Exercise instructions
Write out every line of the material exactly as it appears.

Data records

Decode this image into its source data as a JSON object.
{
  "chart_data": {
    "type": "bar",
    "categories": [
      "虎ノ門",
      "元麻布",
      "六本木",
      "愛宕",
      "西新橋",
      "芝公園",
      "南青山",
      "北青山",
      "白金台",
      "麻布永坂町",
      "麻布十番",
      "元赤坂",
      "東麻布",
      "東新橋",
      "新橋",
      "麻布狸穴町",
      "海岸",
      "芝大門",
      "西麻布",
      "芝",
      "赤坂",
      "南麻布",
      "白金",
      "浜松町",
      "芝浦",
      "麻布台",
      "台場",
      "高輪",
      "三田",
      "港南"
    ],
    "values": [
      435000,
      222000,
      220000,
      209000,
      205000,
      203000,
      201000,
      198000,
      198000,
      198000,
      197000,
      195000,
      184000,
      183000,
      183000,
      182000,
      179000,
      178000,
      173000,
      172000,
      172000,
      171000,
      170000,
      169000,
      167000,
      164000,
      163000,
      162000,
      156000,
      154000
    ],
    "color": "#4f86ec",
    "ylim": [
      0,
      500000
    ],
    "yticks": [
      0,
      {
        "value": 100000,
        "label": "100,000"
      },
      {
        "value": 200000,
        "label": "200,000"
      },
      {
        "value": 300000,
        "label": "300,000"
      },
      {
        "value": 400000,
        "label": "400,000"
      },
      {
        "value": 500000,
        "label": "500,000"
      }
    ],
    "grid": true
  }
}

Solved exercise
Decode this image into its source data as a JSON object.
{
  "chart_data": {
    "type": "bar",
    "categories": [
      "虎ノ門",
      "元麻布",
      "六本木",
      "愛宕",
      "西新橋",
      "芝公園",
      "南青山",
      "北青山",
      "白金台",
      "麻布永坂町",
      "麻布十番",
      "元赤坂",
      "東麻布",
      "東新橋",
      "新橋",
      "麻布狸穴町",
      "海岸",
      "芝大門",
      "西麻布",
      "芝",
      "赤坂",
      "南麻布",
      "白金",
      "浜松町",
      "芝浦",
      "麻布台",
      "台場",
      "高輪",
      "三田",
      "港南"
    ],
    "values": [
      435000,
      222000,
      220000,
      209000,
      205000,
      203000,
      201000,
      198000,
      198000,
      198000,
      197000,
      195000,
      184000,
      183000,
      183000,
      182000,
      179000,
      178000,
      173000,
      172000,
      172000,
      171000,
      170000,
      169000,
      167000,
      164000,
      163000,
      162000,
      156000,
      154000
    ],
    "color": "#4f86ec",
    "ylim": [
      0,
      500000
    ],
    "yticks": [
      0,
      {
        "value": 100000,
        "label": "100,000"
      },
      {
        "value": 200000,
        "label": "200,000"
      },
      {
        "value": 300000,
        "label": "300,000"
      },
      {
        "value": 400000,
        "label": "400,000"
      },
      {
        "value": 500000,
        "label": "500,000"
      }
    ],
    "grid": true
  }
}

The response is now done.